Look through the records below, and copy out every line that holds the string "radius".

··· Material provided ···

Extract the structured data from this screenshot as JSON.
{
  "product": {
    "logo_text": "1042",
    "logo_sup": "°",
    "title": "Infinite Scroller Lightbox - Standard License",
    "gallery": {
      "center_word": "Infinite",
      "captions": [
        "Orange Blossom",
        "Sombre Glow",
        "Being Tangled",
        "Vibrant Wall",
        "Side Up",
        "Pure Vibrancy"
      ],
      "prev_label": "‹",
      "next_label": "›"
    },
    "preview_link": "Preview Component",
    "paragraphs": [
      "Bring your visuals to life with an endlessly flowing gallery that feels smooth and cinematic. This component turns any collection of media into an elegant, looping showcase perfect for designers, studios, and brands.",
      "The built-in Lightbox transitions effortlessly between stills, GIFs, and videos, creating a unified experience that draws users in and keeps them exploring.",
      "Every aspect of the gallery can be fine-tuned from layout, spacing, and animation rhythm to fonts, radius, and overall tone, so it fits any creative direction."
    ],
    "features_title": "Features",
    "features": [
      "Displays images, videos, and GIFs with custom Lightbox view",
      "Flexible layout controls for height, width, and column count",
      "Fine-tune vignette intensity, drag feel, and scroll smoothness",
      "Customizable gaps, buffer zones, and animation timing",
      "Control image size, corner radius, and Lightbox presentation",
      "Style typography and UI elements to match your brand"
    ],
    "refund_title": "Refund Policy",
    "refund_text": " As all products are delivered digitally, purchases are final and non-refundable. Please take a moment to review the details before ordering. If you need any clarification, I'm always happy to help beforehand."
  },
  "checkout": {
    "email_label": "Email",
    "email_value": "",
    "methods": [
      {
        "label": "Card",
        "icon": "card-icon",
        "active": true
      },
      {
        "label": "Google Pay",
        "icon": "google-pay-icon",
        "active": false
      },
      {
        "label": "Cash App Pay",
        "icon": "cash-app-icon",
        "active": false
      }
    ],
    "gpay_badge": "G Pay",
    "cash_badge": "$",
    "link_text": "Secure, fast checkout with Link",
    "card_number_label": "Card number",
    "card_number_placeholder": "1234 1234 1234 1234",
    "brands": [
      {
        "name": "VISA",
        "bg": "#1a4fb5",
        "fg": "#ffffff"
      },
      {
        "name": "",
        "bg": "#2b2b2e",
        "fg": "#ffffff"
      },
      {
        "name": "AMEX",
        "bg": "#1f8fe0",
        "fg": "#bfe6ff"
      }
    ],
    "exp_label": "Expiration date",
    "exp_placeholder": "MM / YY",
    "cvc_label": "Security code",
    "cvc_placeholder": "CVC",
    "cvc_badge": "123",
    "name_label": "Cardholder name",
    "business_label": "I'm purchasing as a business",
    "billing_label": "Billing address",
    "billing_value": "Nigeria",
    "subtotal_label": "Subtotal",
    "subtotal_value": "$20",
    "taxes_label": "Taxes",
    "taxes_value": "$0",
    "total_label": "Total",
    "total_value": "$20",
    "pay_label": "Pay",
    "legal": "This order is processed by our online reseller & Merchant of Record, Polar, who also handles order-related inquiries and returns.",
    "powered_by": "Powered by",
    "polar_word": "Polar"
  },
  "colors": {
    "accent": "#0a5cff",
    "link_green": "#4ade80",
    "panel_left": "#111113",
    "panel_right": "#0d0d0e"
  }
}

···

__Written reply__:
      "Every aspect of the gallery can be fine-tuned from layout, spacing, and animation rhythm to fonts, radius, and overall tone, so it fits any creative direction."
      "Control image size, corner radius, and Lightbox presentation",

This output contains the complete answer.